◆ **Stated goal**: In the entries below, identify every line with the string "informacji" and copy it.

* Start *

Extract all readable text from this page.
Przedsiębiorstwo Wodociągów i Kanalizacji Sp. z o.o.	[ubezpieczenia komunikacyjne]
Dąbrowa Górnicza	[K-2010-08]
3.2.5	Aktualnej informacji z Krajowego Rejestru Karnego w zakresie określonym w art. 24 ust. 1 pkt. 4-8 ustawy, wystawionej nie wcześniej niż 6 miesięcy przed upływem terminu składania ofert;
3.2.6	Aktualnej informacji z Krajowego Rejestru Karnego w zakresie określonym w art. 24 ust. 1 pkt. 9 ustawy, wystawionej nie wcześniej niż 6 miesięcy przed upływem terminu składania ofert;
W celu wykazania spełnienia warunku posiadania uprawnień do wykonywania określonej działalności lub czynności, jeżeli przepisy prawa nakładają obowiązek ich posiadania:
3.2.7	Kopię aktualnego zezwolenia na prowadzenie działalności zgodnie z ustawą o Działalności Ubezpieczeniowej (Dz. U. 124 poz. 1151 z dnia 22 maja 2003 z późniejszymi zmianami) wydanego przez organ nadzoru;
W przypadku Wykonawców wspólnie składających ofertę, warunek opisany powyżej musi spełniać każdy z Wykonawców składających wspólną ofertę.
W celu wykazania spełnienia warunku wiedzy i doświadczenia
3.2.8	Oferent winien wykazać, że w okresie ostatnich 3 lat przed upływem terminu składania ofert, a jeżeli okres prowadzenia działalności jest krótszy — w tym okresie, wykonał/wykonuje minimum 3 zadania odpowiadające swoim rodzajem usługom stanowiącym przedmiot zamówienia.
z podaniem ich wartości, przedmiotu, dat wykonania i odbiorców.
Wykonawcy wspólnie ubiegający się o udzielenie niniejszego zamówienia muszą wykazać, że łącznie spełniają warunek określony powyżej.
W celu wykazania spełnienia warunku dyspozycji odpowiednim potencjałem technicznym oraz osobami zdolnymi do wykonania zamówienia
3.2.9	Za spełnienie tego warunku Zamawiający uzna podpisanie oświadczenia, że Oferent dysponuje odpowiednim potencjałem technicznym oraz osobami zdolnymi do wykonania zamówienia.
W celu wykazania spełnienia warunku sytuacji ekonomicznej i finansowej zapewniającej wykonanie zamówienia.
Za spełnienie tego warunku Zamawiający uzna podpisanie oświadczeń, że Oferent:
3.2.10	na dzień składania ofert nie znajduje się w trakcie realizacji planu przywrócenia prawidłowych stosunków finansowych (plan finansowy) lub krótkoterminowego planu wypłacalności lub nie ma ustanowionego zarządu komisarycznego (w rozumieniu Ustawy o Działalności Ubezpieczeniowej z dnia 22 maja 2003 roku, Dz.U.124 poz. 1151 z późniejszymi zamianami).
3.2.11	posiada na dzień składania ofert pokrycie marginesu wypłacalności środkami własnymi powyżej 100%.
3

* End *

◆ **Problem solution**:
3.2.5	Aktualnej informacji z Krajowego Rejestru Karnego w zakresie określonym w art. 24 ust. 1 pkt. 4-8 ustawy, wystawionej nie wcześniej niż 6 miesięcy przed upływem terminu składania ofert;
3.2.6	Aktualnej informacji z Krajowego Rejestru Karnego w zakresie określonym w art. 24 ust. 1 pkt. 9 ustawy, wystawionej nie wcześniej niż 6 miesięcy przed upływem terminu składania ofert;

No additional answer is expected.